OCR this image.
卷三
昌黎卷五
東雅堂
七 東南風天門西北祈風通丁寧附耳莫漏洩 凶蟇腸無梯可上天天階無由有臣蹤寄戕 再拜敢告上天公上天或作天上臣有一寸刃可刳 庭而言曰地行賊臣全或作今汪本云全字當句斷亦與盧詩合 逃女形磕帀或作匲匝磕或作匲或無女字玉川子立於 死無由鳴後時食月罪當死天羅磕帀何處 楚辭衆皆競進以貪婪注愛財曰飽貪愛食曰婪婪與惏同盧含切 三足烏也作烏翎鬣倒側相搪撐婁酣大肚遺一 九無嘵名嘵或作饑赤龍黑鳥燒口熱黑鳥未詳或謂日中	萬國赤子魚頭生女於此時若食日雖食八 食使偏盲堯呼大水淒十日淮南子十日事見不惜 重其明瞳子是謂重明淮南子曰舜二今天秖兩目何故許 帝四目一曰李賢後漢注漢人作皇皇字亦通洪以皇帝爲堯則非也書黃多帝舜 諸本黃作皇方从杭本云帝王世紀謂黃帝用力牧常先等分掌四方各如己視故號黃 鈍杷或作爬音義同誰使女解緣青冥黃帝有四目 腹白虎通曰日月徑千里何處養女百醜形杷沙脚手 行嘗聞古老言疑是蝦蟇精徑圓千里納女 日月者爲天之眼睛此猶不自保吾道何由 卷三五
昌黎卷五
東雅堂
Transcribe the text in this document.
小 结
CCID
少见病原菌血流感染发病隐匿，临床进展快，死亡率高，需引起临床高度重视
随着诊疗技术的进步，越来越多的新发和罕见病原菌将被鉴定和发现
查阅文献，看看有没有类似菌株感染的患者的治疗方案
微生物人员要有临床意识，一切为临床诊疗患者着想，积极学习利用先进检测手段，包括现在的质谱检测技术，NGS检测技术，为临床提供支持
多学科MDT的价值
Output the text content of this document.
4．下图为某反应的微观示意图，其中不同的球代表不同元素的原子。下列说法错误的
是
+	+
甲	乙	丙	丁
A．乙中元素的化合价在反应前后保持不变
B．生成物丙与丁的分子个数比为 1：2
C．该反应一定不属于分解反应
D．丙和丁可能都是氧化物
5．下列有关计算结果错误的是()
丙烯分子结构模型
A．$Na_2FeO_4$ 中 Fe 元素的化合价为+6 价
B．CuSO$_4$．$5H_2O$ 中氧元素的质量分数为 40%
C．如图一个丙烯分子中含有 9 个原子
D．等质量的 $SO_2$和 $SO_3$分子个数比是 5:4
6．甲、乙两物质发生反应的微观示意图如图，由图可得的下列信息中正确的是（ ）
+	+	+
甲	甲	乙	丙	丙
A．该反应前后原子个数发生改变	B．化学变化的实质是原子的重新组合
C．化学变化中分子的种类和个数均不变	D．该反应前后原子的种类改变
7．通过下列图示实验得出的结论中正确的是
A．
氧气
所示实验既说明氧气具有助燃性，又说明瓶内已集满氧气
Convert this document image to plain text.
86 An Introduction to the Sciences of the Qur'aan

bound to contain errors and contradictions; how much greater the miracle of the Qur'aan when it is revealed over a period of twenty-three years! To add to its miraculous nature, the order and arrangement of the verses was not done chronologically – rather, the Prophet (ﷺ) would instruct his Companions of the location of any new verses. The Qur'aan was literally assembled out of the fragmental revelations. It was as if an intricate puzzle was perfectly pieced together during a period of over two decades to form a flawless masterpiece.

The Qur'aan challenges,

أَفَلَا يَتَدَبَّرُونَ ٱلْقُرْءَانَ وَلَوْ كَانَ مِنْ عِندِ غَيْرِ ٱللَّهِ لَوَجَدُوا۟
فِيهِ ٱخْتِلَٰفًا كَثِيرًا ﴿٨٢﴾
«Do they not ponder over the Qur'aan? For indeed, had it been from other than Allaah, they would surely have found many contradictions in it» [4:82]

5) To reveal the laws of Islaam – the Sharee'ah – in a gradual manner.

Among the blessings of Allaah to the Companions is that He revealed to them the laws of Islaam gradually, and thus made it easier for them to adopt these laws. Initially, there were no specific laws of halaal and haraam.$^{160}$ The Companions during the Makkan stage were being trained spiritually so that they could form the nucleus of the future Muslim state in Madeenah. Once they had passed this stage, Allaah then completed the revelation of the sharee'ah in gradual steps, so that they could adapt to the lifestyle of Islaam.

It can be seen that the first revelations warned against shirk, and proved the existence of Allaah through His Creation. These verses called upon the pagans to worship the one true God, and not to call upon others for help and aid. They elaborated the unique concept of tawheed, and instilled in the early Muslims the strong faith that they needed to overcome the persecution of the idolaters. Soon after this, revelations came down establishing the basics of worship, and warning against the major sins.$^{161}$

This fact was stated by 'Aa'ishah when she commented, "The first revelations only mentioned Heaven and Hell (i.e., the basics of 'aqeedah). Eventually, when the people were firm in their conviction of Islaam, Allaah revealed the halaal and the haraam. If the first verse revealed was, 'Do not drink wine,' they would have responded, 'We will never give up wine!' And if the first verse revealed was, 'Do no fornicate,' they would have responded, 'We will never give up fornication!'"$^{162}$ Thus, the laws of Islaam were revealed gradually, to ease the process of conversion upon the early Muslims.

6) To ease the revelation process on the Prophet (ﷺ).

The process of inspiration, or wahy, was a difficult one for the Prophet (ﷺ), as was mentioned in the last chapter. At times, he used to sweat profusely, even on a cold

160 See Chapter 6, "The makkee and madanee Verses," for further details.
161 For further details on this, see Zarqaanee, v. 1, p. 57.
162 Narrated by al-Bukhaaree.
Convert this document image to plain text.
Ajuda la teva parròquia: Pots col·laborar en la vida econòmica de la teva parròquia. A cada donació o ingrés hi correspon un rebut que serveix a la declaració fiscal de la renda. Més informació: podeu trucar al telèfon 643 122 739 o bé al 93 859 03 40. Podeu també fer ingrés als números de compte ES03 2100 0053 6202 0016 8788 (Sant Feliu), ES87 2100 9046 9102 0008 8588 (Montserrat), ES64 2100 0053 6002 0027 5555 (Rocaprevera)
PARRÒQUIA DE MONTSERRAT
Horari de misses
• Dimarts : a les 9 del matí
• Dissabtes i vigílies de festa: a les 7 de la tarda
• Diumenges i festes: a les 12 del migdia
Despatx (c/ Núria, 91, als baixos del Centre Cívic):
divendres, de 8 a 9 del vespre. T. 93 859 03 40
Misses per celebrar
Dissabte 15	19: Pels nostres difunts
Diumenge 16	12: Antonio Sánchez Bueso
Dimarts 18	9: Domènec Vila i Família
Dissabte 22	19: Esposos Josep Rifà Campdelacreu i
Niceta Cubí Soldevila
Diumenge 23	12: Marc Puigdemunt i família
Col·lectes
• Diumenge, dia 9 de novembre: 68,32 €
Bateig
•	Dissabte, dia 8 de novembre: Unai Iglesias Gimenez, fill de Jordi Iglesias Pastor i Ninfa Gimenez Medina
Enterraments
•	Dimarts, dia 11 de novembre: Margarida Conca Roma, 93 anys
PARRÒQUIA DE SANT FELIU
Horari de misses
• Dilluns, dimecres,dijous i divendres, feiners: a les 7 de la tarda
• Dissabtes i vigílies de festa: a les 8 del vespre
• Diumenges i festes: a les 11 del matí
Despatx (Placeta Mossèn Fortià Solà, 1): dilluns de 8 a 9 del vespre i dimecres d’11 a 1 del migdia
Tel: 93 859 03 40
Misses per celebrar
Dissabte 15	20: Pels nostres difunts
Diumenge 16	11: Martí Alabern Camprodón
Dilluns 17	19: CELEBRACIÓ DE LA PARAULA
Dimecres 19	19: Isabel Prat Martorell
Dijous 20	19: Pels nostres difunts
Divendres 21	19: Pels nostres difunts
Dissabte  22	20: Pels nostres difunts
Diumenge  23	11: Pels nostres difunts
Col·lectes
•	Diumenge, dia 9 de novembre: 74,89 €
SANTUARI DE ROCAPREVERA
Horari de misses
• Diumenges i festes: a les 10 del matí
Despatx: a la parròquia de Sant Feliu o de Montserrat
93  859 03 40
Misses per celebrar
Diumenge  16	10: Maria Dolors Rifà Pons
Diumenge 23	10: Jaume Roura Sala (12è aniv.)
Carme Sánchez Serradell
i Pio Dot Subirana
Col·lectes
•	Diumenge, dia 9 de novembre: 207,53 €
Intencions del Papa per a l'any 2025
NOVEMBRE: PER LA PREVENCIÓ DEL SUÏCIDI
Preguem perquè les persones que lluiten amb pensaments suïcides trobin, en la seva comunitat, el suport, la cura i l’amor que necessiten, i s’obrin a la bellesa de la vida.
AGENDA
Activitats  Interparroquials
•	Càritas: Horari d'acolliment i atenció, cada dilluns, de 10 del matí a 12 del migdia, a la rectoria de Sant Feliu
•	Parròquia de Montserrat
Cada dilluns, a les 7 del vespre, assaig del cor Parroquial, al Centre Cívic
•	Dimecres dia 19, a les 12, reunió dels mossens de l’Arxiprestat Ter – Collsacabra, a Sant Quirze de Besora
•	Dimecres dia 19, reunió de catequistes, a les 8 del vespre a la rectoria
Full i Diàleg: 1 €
-- -- --
Using the listing above, pull out all lines that hold the word "Islaam".

- _Response to this task_
5) To reveal the laws of Islaam – the Sharee'ah – in a gradual manner.
Among the blessings of Allaah to the Companions is that He revealed to them the laws of Islaam gradually, and thus made it easier for them to adopt these laws. Initially, there were no specific laws of halaal and haraam.$^{160}$ The Companions during the Makkan stage were being trained spiritually so that they could form the nucleus of the future Muslim state in Madeenah. Once they had passed this stage, Allaah then completed the revelation of the sharee'ah in gradual steps, so that they could adapt to the lifestyle of Islaam.
This fact was stated by 'Aa'ishah when she commented, "The first revelations only mentioned Heaven and Hell (i.e., the basics of 'aqeedah). Eventually, when the people were firm in their conviction of Islaam, Allaah revealed the halaal and the haraam. If the first verse revealed was, 'Do not drink wine,' they would have responded, 'We will never give up wine!' And if the first verse revealed was, 'Do no fornicate,' they would have responded, 'We will never give up fornication!'"$^{162}$ Thus, the laws of Islaam were revealed gradually, to ease the process of conversion upon the early Muslims.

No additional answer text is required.